▶ Task requirements
Every record below should be transcribed exactly. Omit the images.
Begin
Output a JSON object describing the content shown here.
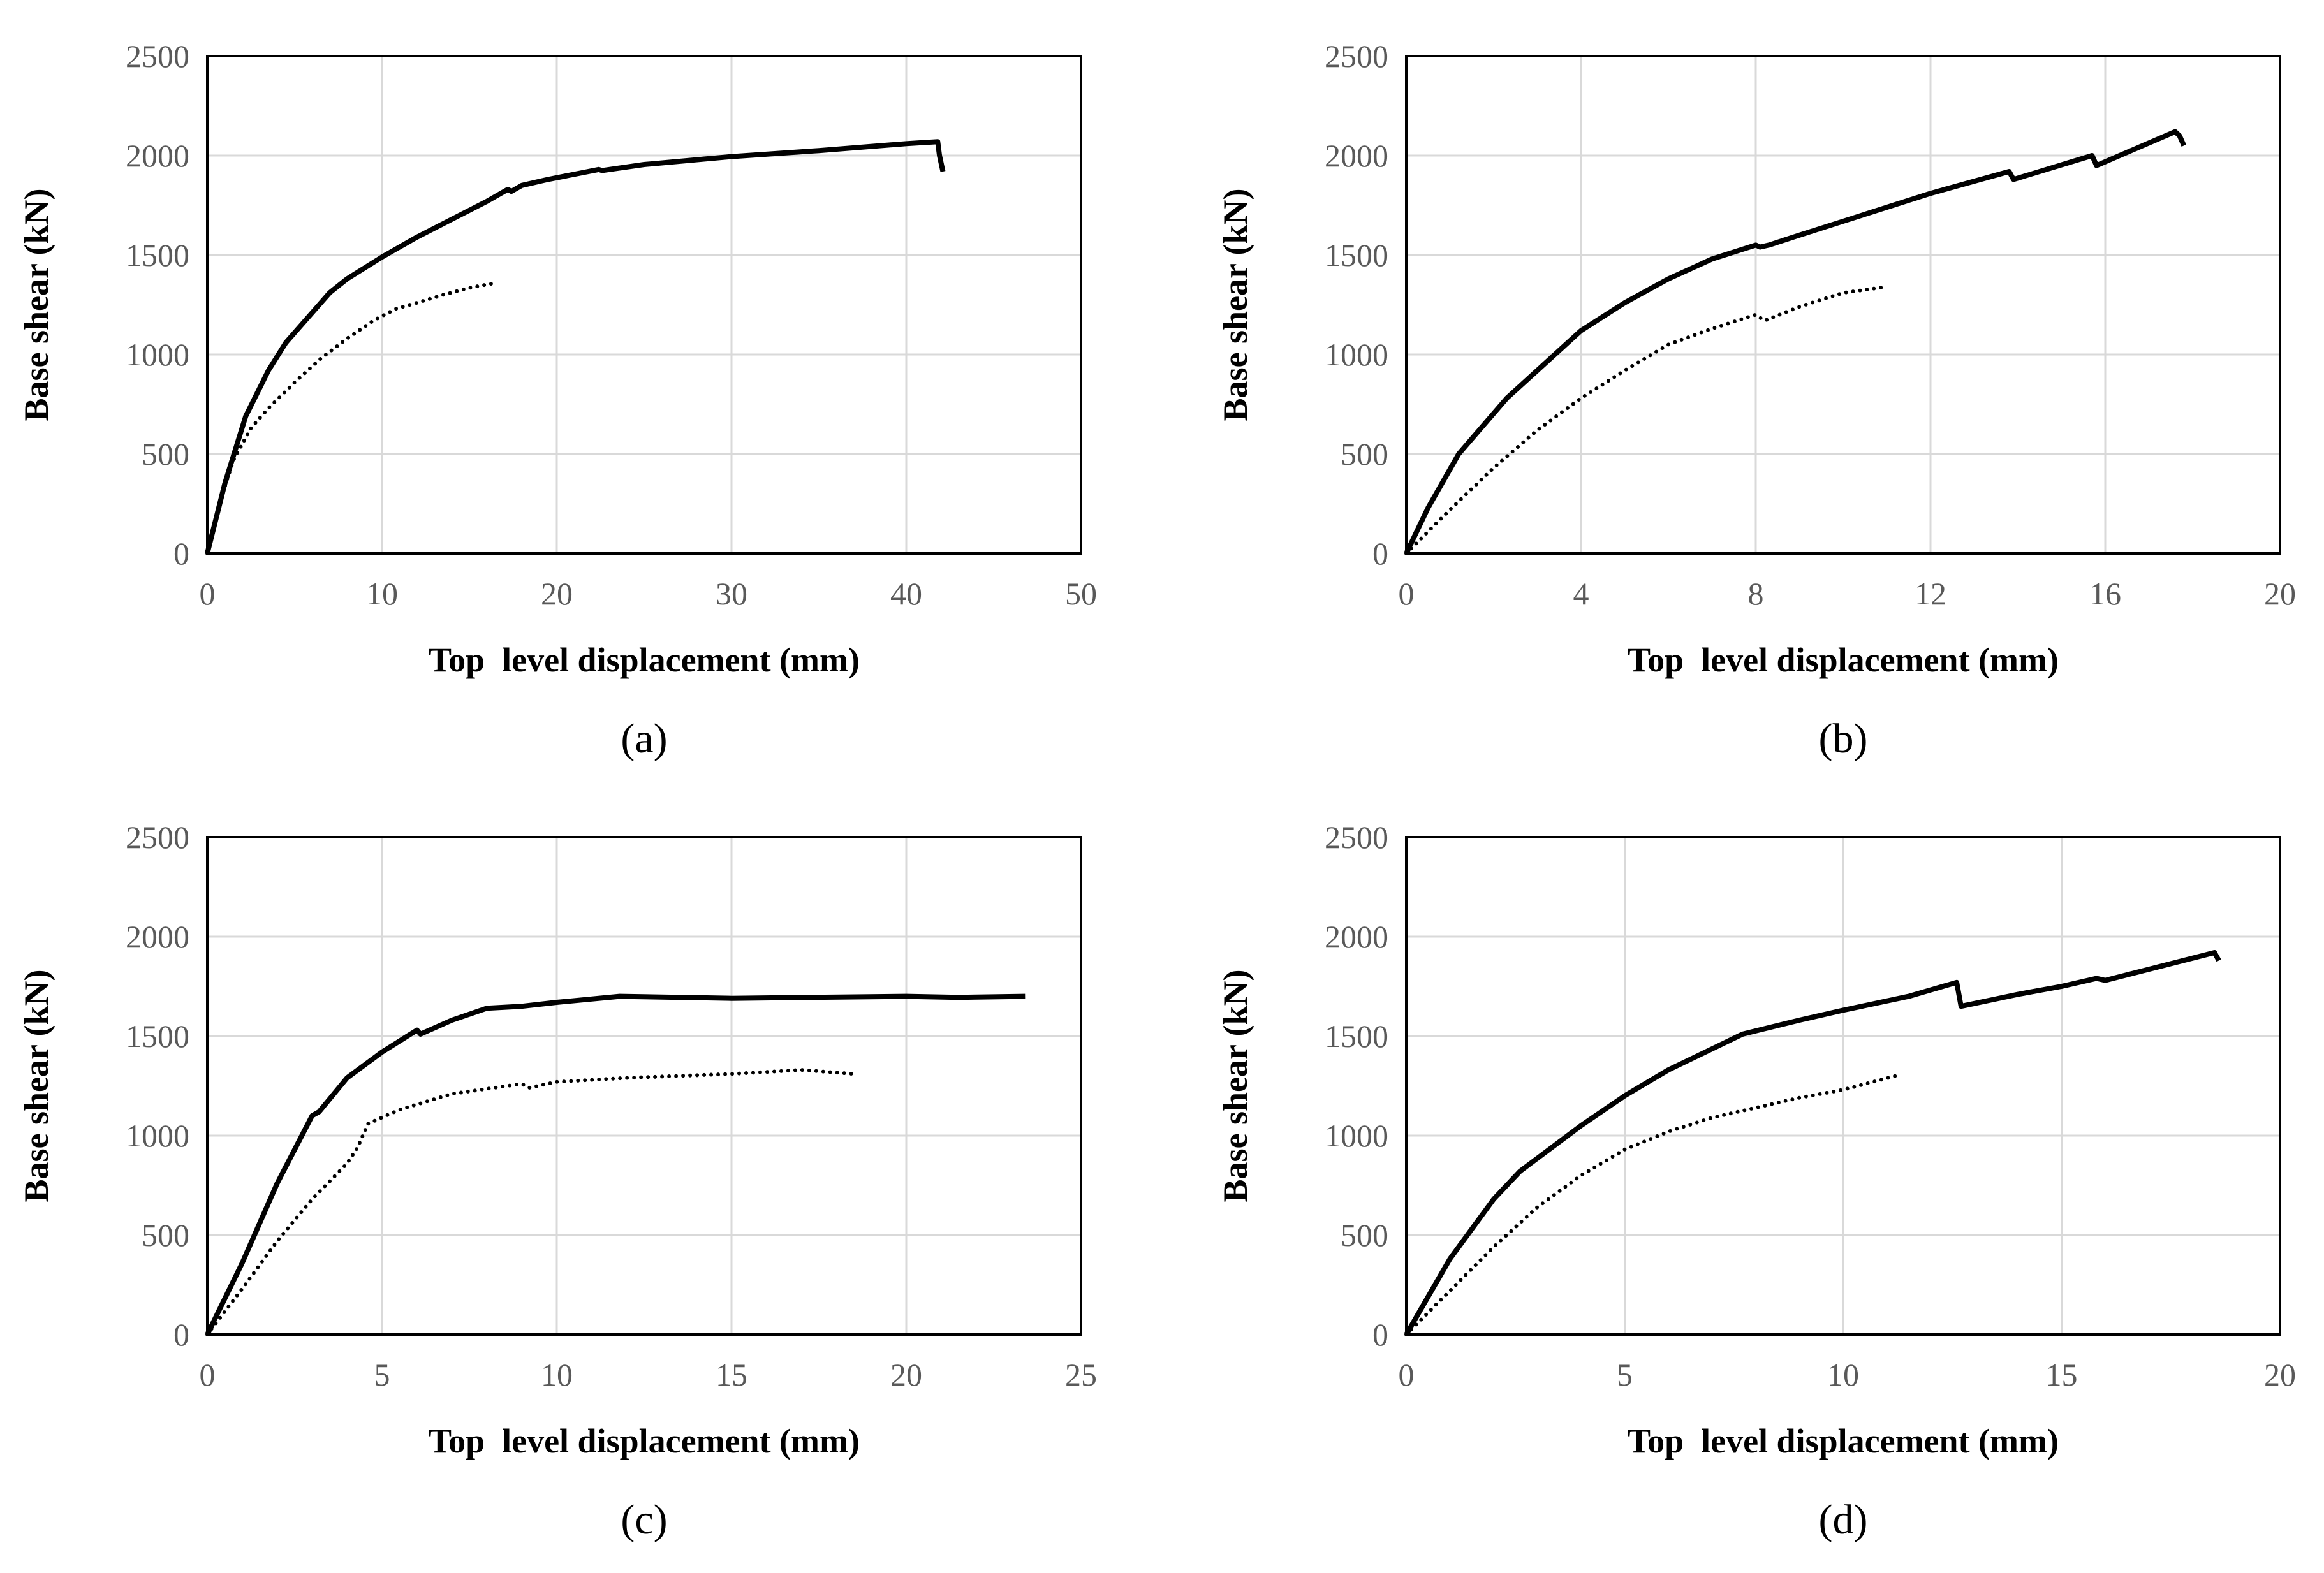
{
  "chart_data": [
    {
      "type": "line",
      "panel": "a",
      "caption": "(a)",
      "xlabel": "Top  level displacement (mm)",
      "ylabel": "Base shear (kN)",
      "xlim": [
        0,
        50
      ],
      "ylim": [
        0,
        2500
      ],
      "xticks": [
        0,
        10,
        20,
        30,
        40,
        50
      ],
      "yticks": [
        0,
        500,
        1000,
        1500,
        2000,
        2500
      ],
      "series": [
        {
          "name": "solid",
          "style": "solid",
          "x": [
            0,
            1,
            2.2,
            3.5,
            4.5,
            6,
            7,
            8,
            10,
            12,
            14,
            16,
            17.2,
            17.4,
            18,
            19.5,
            22.4,
            22.6,
            25,
            30,
            35,
            40,
            41.8,
            41.9,
            42.1
          ],
          "y": [
            0,
            350,
            690,
            920,
            1060,
            1210,
            1310,
            1380,
            1490,
            1590,
            1680,
            1770,
            1830,
            1820,
            1850,
            1880,
            1930,
            1925,
            1955,
            1995,
            2025,
            2060,
            2070,
            2000,
            1920
          ]
        },
        {
          "name": "dotted",
          "style": "dotted",
          "x": [
            0,
            0.8,
            1.5,
            2.5,
            3.5,
            5,
            6.5,
            8,
            9.5,
            10.8,
            12,
            13.5,
            15,
            16.5
          ],
          "y": [
            0,
            280,
            470,
            630,
            730,
            860,
            980,
            1080,
            1170,
            1230,
            1260,
            1300,
            1335,
            1360
          ]
        }
      ]
    },
    {
      "type": "line",
      "panel": "b",
      "caption": "(b)",
      "xlabel": "Top  level displacement (mm)",
      "ylabel": "Base shear (kN)",
      "xlim": [
        0,
        20
      ],
      "ylim": [
        0,
        2500
      ],
      "xticks": [
        0,
        4,
        8,
        12,
        16,
        20
      ],
      "yticks": [
        0,
        500,
        1000,
        1500,
        2000,
        2500
      ],
      "series": [
        {
          "name": "solid",
          "style": "solid",
          "x": [
            0,
            0.5,
            1.2,
            2.3,
            3,
            4,
            5,
            6,
            7,
            8,
            8.1,
            8.3,
            9,
            10,
            12,
            13.8,
            13.9,
            15.7,
            15.8,
            17.6,
            17.7,
            17.8
          ],
          "y": [
            0,
            230,
            500,
            780,
            920,
            1120,
            1260,
            1380,
            1480,
            1550,
            1540,
            1550,
            1600,
            1670,
            1810,
            1920,
            1880,
            2000,
            1950,
            2120,
            2100,
            2050
          ]
        },
        {
          "name": "dotted",
          "style": "dotted",
          "x": [
            0,
            1,
            2,
            3,
            4,
            5,
            6,
            7,
            8,
            8.2,
            9,
            10,
            11
          ],
          "y": [
            0,
            220,
            430,
            620,
            780,
            920,
            1050,
            1130,
            1200,
            1170,
            1240,
            1310,
            1340
          ]
        }
      ]
    },
    {
      "type": "line",
      "panel": "c",
      "caption": "(c)",
      "xlabel": "Top  level displacement (mm)",
      "ylabel": "Base shear (kN)",
      "xlim": [
        0,
        25
      ],
      "ylim": [
        0,
        2500
      ],
      "xticks": [
        0,
        5,
        10,
        15,
        20,
        25
      ],
      "yticks": [
        0,
        500,
        1000,
        1500,
        2000,
        2500
      ],
      "series": [
        {
          "name": "solid",
          "style": "solid",
          "x": [
            0,
            1,
            2,
            3,
            3.2,
            4,
            5,
            6,
            6.1,
            7,
            8,
            9,
            10,
            11.8,
            15,
            20,
            21.5,
            23.4
          ],
          "y": [
            0,
            360,
            760,
            1100,
            1120,
            1290,
            1420,
            1530,
            1510,
            1580,
            1640,
            1650,
            1670,
            1700,
            1690,
            1700,
            1695,
            1700
          ]
        },
        {
          "name": "dotted",
          "style": "dotted",
          "x": [
            0,
            1,
            2,
            3,
            4,
            4.3,
            4.6,
            5.5,
            7,
            9,
            9.2,
            10,
            12,
            15,
            17,
            18.5
          ],
          "y": [
            0,
            230,
            470,
            680,
            860,
            940,
            1060,
            1130,
            1210,
            1260,
            1240,
            1270,
            1290,
            1310,
            1330,
            1310
          ]
        }
      ]
    },
    {
      "type": "line",
      "panel": "d",
      "caption": "(d)",
      "xlabel": "Top  level displacement (mm)",
      "ylabel": "Base shear (kN)",
      "xlim": [
        0,
        20
      ],
      "ylim": [
        0,
        2500
      ],
      "xticks": [
        0,
        5,
        10,
        15,
        20
      ],
      "yticks": [
        0,
        500,
        1000,
        1500,
        2000,
        2500
      ],
      "series": [
        {
          "name": "solid",
          "style": "solid",
          "x": [
            0,
            1,
            2,
            2.6,
            4,
            5,
            6,
            7.7,
            9,
            10,
            11.5,
            12.6,
            12.7,
            14,
            15,
            15.8,
            16,
            18.5,
            18.6
          ],
          "y": [
            0,
            380,
            680,
            820,
            1050,
            1200,
            1330,
            1510,
            1580,
            1630,
            1700,
            1770,
            1650,
            1710,
            1750,
            1790,
            1780,
            1920,
            1880
          ]
        },
        {
          "name": "dotted",
          "style": "dotted",
          "x": [
            0,
            1,
            2,
            3,
            4,
            5,
            6,
            7,
            8,
            9,
            10,
            11.2
          ],
          "y": [
            0,
            220,
            440,
            640,
            800,
            930,
            1020,
            1090,
            1140,
            1190,
            1230,
            1300
          ]
        }
      ]
    }
  ]
}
End
▶ Answer to this exercise
Output a JSON object describing the content shown here.
{
  "chart_data": [
    {
      "type": "line",
      "panel": "a",
      "caption": "(a)",
      "xlabel": "Top  level displacement (mm)",
      "ylabel": "Base shear (kN)",
      "xlim": [
        0,
        50
      ],
      "ylim": [
        0,
        2500
      ],
      "xticks": [
        0,
        10,
        20,
        30,
        40,
        50
      ],
      "yticks": [
        0,
        500,
        1000,
        1500,
        2000,
        2500
      ],
      "series": [
        {
          "name": "solid",
          "style": "solid",
          "x": [
            0,
            1,
            2.2,
            3.5,
            4.5,
            6,
            7,
            8,
            10,
            12,
            14,
            16,
            17.2,
            17.4,
            18,
            19.5,
            22.4,
            22.6,
            25,
            30,
            35,
            40,
            41.8,
            41.9,
            42.1
          ],
          "y": [
            0,
            350,
            690,
            920,
            1060,
            1210,
            1310,
            1380,
            1490,
            1590,
            1680,
            1770,
            1830,
            1820,
            1850,
            1880,
            1930,
            1925,
            1955,
            1995,
            2025,
            2060,
            2070,
            2000,
            1920
          ]
        },
        {
          "name": "dotted",
          "style": "dotted",
          "x": [
            0,
            0.8,
            1.5,
            2.5,
            3.5,
            5,
            6.5,
            8,
            9.5,
            10.8,
            12,
            13.5,
            15,
            16.5
          ],
          "y": [
            0,
            280,
            470,
            630,
            730,
            860,
            980,
            1080,
            1170,
            1230,
            1260,
            1300,
            1335,
            1360
          ]
        }
      ]
    },
    {
      "type": "line",
      "panel": "b",
      "caption": "(b)",
      "xlabel": "Top  level displacement (mm)",
      "ylabel": "Base shear (kN)",
      "xlim": [
        0,
        20
      ],
      "ylim": [
        0,
        2500
      ],
      "xticks": [
        0,
        4,
        8,
        12,
        16,
        20
      ],
      "yticks": [
        0,
        500,
        1000,
        1500,
        2000,
        2500
      ],
      "series": [
        {
          "name": "solid",
          "style": "solid",
          "x": [
            0,
            0.5,
            1.2,
            2.3,
            3,
            4,
            5,
            6,
            7,
            8,
            8.1,
            8.3,
            9,
            10,
            12,
            13.8,
            13.9,
            15.7,
            15.8,
            17.6,
            17.7,
            17.8
          ],
          "y": [
            0,
            230,
            500,
            780,
            920,
            1120,
            1260,
            1380,
            1480,
            1550,
            1540,
            1550,
            1600,
            1670,
            1810,
            1920,
            1880,
            2000,
            1950,
            2120,
            2100,
            2050
          ]
        },
        {
          "name": "dotted",
          "style": "dotted",
          "x": [
            0,
            1,
            2,
            3,
            4,
            5,
            6,
            7,
            8,
            8.2,
            9,
            10,
            11
          ],
          "y": [
            0,
            220,
            430,
            620,
            780,
            920,
            1050,
            1130,
            1200,
            1170,
            1240,
            1310,
            1340
          ]
        }
      ]
    },
    {
      "type": "line",
      "panel": "c",
      "caption": "(c)",
      "xlabel": "Top  level displacement (mm)",
      "ylabel": "Base shear (kN)",
      "xlim": [
        0,
        25
      ],
      "ylim": [
        0,
        2500
      ],
      "xticks": [
        0,
        5,
        10,
        15,
        20,
        25
      ],
      "yticks": [
        0,
        500,
        1000,
        1500,
        2000,
        2500
      ],
      "series": [
        {
          "name": "solid",
          "style": "solid",
          "x": [
            0,
            1,
            2,
            3,
            3.2,
            4,
            5,
            6,
            6.1,
            7,
            8,
            9,
            10,
            11.8,
            15,
            20,
            21.5,
            23.4
          ],
          "y": [
            0,
            360,
            760,
            1100,
            1120,
            1290,
            1420,
            1530,
            1510,
            1580,
            1640,
            1650,
            1670,
            1700,
            1690,
            1700,
            1695,
            1700
          ]
        },
        {
          "name": "dotted",
          "style": "dotted",
          "x": [
            0,
            1,
            2,
            3,
            4,
            4.3,
            4.6,
            5.5,
            7,
            9,
            9.2,
            10,
            12,
            15,
            17,
            18.5
          ],
          "y": [
            0,
            230,
            470,
            680,
            860,
            940,
            1060,
            1130,
            1210,
            1260,
            1240,
            1270,
            1290,
            1310,
            1330,
            1310
          ]
        }
      ]
    },
    {
      "type": "line",
      "panel": "d",
      "caption": "(d)",
      "xlabel": "Top  level displacement (mm)",
      "ylabel": "Base shear (kN)",
      "xlim": [
        0,
        20
      ],
      "ylim": [
        0,
        2500
      ],
      "xticks": [
        0,
        5,
        10,
        15,
        20
      ],
      "yticks": [
        0,
        500,
        1000,
        1500,
        2000,
        2500
      ],
      "series": [
        {
          "name": "solid",
          "style": "solid",
          "x": [
            0,
            1,
            2,
            2.6,
            4,
            5,
            6,
            7.7,
            9,
            10,
            11.5,
            12.6,
            12.7,
            14,
            15,
            15.8,
            16,
            18.5,
            18.6
          ],
          "y": [
            0,
            380,
            680,
            820,
            1050,
            1200,
            1330,
            1510,
            1580,
            1630,
            1700,
            1770,
            1650,
            1710,
            1750,
            1790,
            1780,
            1920,
            1880
          ]
        },
        {
          "name": "dotted",
          "style": "dotted",
          "x": [
            0,
            1,
            2,
            3,
            4,
            5,
            6,
            7,
            8,
            9,
            10,
            11.2
          ],
          "y": [
            0,
            220,
            440,
            640,
            800,
            930,
            1020,
            1090,
            1140,
            1190,
            1230,
            1300
          ]
        }
      ]
    }
  ]
}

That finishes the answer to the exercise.